Data:
━━━━
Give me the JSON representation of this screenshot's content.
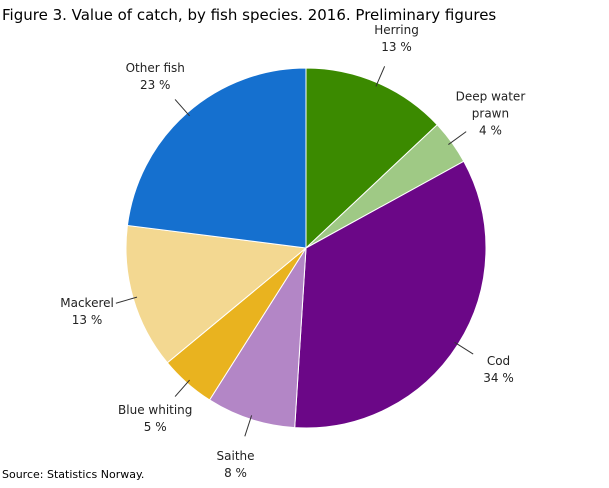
{
  "chart_data": {
    "type": "pie",
    "title": "Figure 3. Value of catch, by fish species. 2016. Preliminary figures",
    "source": "Source: Statistics Norway.",
    "categories": [
      "Herring",
      "Deep water prawn",
      "Cod",
      "Saithe",
      "Blue whiting",
      "Mackerel",
      "Other fish"
    ],
    "values": [
      13,
      4,
      34,
      8,
      5,
      13,
      23
    ],
    "value_labels": [
      "13 %",
      "4 %",
      "34 %",
      "8 %",
      "5 %",
      "13 %",
      "23 %"
    ],
    "colors": [
      "#3b8a00",
      "#9fc985",
      "#6b0787",
      "#b386c6",
      "#e9b31f",
      "#f3d891",
      "#1570cf"
    ]
  }
}
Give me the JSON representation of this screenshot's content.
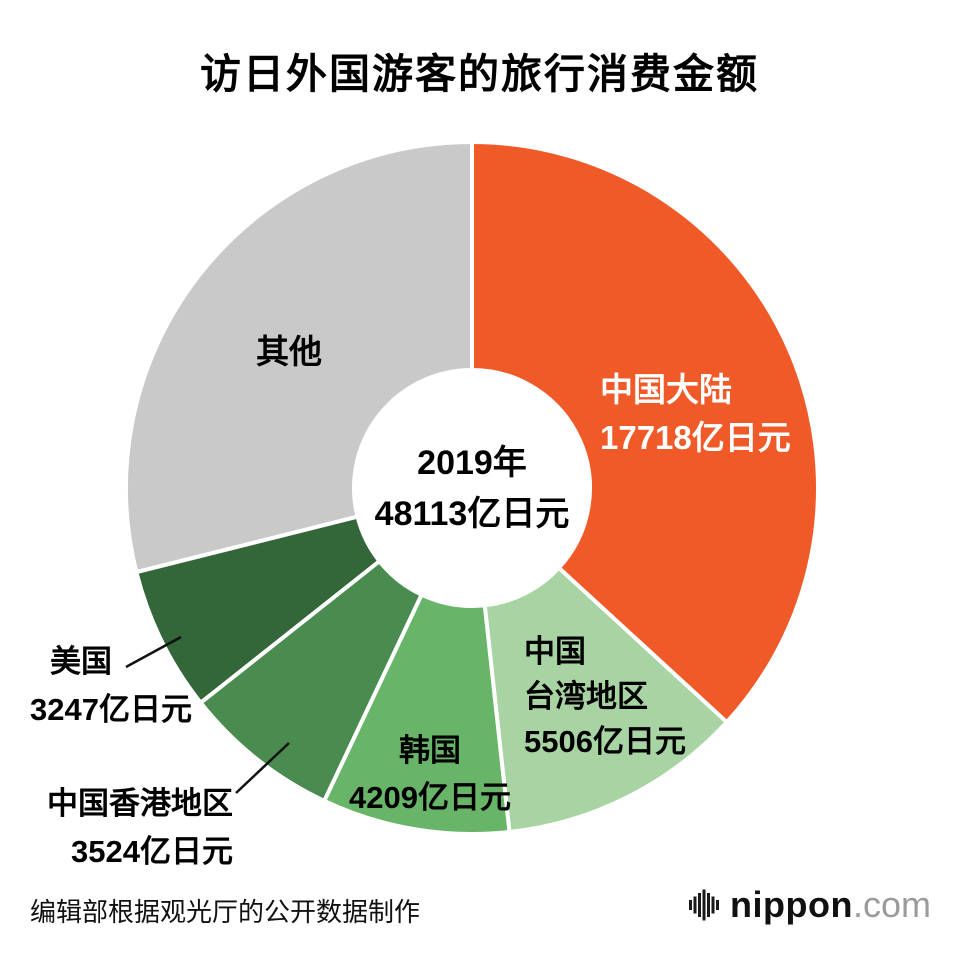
{
  "chart_data": {
    "type": "pie",
    "donut": true,
    "title": "访日外国游客的旅行消费金额",
    "unit": "亿日元",
    "total": 48113,
    "center_lines": [
      "2019年",
      "48113亿日元"
    ],
    "start_angle_deg": 0,
    "direction": "clockwise",
    "legend": "none",
    "segments": [
      {
        "key": "mainland-china",
        "name": "中国大陆",
        "value": 17718,
        "color": "#F05A28",
        "label_color": "#ffffff",
        "label_lines": [
          "中国大陆",
          "17718亿日元"
        ]
      },
      {
        "key": "taiwan",
        "name": "中国台湾地区",
        "value": 5506,
        "color": "#A8D3A2",
        "label_color": "#000000",
        "label_lines": [
          "中国",
          "台湾地区",
          "5506亿日元"
        ]
      },
      {
        "key": "south-korea",
        "name": "韩国",
        "value": 4209,
        "color": "#68B468",
        "label_color": "#000000",
        "label_lines": [
          "韩国",
          "4209亿日元"
        ]
      },
      {
        "key": "hong-kong",
        "name": "中国香港地区",
        "value": 3524,
        "color": "#4A8B4F",
        "label_color": "#000000",
        "label_lines": [
          "中国香港地区",
          "3524亿日元"
        ]
      },
      {
        "key": "usa",
        "name": "美国",
        "value": 3247,
        "color": "#336639",
        "label_color": "#000000",
        "label_lines": [
          "美国",
          "3247亿日元"
        ]
      },
      {
        "key": "others",
        "name": "其他",
        "value": 13909,
        "color": "#C9C9C9",
        "label_color": "#000000",
        "label_lines": [
          "其他"
        ]
      }
    ]
  },
  "footer": {
    "source": "编辑部根据观光厅的公开数据制作"
  },
  "logo": {
    "name": "nippon",
    "tld": ".com",
    "icon": "nippon-bars-icon"
  }
}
━━━━
Task directions:
Print the listing above in full, exactly as written. Omit any pictures.

Task response:
Give me the JSON representation of this screenshot's content.
{
  "chart_data": {
    "type": "pie",
    "title": "Figure 3. Value of catch, by fish species. 2016. Preliminary figures",
    "source": "Source: Statistics Norway.",
    "categories": [
      "Herring",
      "Deep water prawn",
      "Cod",
      "Saithe",
      "Blue whiting",
      "Mackerel",
      "Other fish"
    ],
    "values": [
      13,
      4,
      34,
      8,
      5,
      13,
      23
    ],
    "value_labels": [
      "13 %",
      "4 %",
      "34 %",
      "8 %",
      "5 %",
      "13 %",
      "23 %"
    ],
    "colors": [
      "#3b8a00",
      "#9fc985",
      "#6b0787",
      "#b386c6",
      "#e9b31f",
      "#f3d891",
      "#1570cf"
    ]
  }
}
Give me the JSON representation of this screenshot's content.
{
  "chart_data": {
    "type": "pie",
    "donut": true,
    "title": "访日外国游客的旅行消费金额",
    "unit": "亿日元",
    "total": 48113,
    "center_lines": [
      "2019年",
      "48113亿日元"
    ],
    "start_angle_deg": 0,
    "direction": "clockwise",
    "legend": "none",
    "segments": [
      {
        "key": "mainland-china",
        "name": "中国大陆",
        "value": 17718,
        "color": "#F05A28",
        "label_color": "#ffffff",
        "label_lines": [
          "中国大陆",
          "17718亿日元"
        ]
      },
      {
        "key": "taiwan",
        "name": "中国台湾地区",
        "value": 5506,
        "color": "#A8D3A2",
        "label_color": "#000000",
        "label_lines": [
          "中国",
          "台湾地区",
          "5506亿日元"
        ]
      },
      {
        "key": "south-korea",
        "name": "韩国",
        "value": 4209,
        "color": "#68B468",
        "label_color": "#000000",
        "label_lines": [
          "韩国",
          "4209亿日元"
        ]
      },
      {
        "key": "hong-kong",
        "name": "中国香港地区",
        "value": 3524,
        "color": "#4A8B4F",
        "label_color": "#000000",
        "label_lines": [
          "中国香港地区",
          "3524亿日元"
        ]
      },
      {
        "key": "usa",
        "name": "美国",
        "value": 3247,
        "color": "#336639",
        "label_color": "#000000",
        "label_lines": [
          "美国",
          "3247亿日元"
        ]
      },
      {
        "key": "others",
        "name": "其他",
        "value": 13909,
        "color": "#C9C9C9",
        "label_color": "#000000",
        "label_lines": [
          "其他"
        ]
      }
    ]
  },
  "footer": {
    "source": "编辑部根据观光厅的公开数据制作"
  },
  "logo": {
    "name": "nippon",
    "tld": ".com",
    "icon": "nippon-bars-icon"
  }
}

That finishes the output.